• **DIRECTIONS FOR THIS TASK**
Identify each line below containing the string "Pack" and copy it.

A run of records
========================

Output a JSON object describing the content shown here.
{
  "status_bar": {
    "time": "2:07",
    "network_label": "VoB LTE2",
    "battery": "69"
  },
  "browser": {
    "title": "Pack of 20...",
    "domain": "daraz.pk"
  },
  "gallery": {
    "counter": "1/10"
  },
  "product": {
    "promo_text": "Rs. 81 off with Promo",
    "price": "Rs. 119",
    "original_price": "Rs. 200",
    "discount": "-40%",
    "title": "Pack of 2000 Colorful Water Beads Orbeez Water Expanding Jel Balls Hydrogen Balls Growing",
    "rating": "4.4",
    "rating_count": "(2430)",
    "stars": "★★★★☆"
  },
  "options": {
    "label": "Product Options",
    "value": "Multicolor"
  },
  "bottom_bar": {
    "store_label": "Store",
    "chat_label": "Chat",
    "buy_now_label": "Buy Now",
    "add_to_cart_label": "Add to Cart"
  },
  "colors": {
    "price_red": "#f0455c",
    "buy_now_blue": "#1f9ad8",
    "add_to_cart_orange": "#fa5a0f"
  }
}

========================

• **RESPONSE TO THIS EXERCISE**
    "title": "Pack of 20...",
    "title": "Pack of 2000 Colorful Water Beads Orbeez Water Expanding Jel Balls Hydrogen Balls Growing",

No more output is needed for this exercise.